> _Problem requirements_:
Strip the pictures and reproduce the rest of the listing exactly.

=== Data section ===

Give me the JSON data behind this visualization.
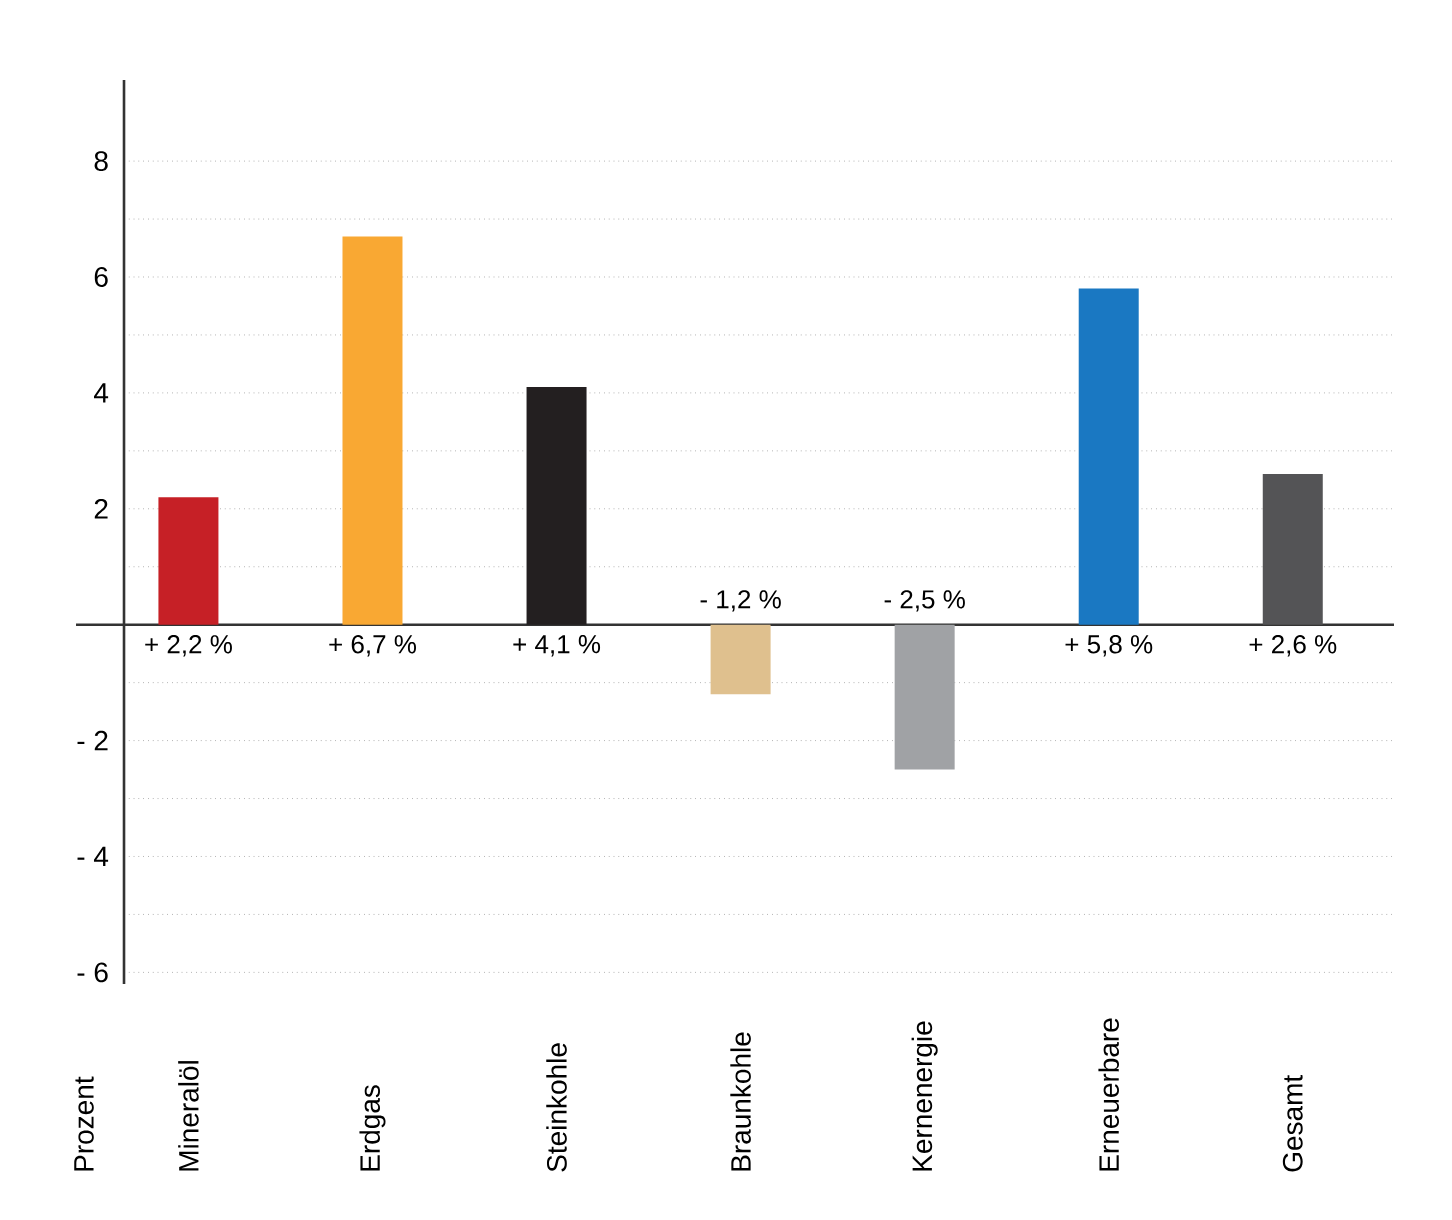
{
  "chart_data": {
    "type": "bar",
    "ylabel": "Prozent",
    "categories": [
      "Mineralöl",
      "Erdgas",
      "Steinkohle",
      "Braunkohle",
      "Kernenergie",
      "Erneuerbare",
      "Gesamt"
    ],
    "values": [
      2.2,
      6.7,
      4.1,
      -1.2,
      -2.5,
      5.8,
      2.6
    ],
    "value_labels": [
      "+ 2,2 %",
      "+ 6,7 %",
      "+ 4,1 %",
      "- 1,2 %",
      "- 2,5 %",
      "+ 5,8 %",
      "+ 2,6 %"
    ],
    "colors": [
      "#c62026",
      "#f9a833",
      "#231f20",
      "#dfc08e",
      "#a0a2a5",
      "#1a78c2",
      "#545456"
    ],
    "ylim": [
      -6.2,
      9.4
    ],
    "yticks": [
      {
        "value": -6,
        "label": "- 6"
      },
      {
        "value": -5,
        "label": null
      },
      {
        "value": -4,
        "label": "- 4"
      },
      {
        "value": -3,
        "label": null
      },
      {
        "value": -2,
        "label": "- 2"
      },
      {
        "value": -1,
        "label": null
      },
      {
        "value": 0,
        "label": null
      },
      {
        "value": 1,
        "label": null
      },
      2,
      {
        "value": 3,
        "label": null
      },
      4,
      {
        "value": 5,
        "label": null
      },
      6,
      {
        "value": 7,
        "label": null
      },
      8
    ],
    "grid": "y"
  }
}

===

> _Solution to this task_:
Give me the JSON data behind this visualization.
{
  "chart_data": {
    "type": "bar",
    "ylabel": "Prozent",
    "categories": [
      "Mineralöl",
      "Erdgas",
      "Steinkohle",
      "Braunkohle",
      "Kernenergie",
      "Erneuerbare",
      "Gesamt"
    ],
    "values": [
      2.2,
      6.7,
      4.1,
      -1.2,
      -2.5,
      5.8,
      2.6
    ],
    "value_labels": [
      "+ 2,2 %",
      "+ 6,7 %",
      "+ 4,1 %",
      "- 1,2 %",
      "- 2,5 %",
      "+ 5,8 %",
      "+ 2,6 %"
    ],
    "colors": [
      "#c62026",
      "#f9a833",
      "#231f20",
      "#dfc08e",
      "#a0a2a5",
      "#1a78c2",
      "#545456"
    ],
    "ylim": [
      -6.2,
      9.4
    ],
    "yticks": [
      {
        "value": -6,
        "label": "- 6"
      },
      {
        "value": -5,
        "label": null
      },
      {
        "value": -4,
        "label": "- 4"
      },
      {
        "value": -3,
        "label": null
      },
      {
        "value": -2,
        "label": "- 2"
      },
      {
        "value": -1,
        "label": null
      },
      {
        "value": 0,
        "label": null
      },
      {
        "value": 1,
        "label": null
      },
      2,
      {
        "value": 3,
        "label": null
      },
      4,
      {
        "value": 5,
        "label": null
      },
      6,
      {
        "value": 7,
        "label": null
      },
      8
    ],
    "grid": "y"
  }
}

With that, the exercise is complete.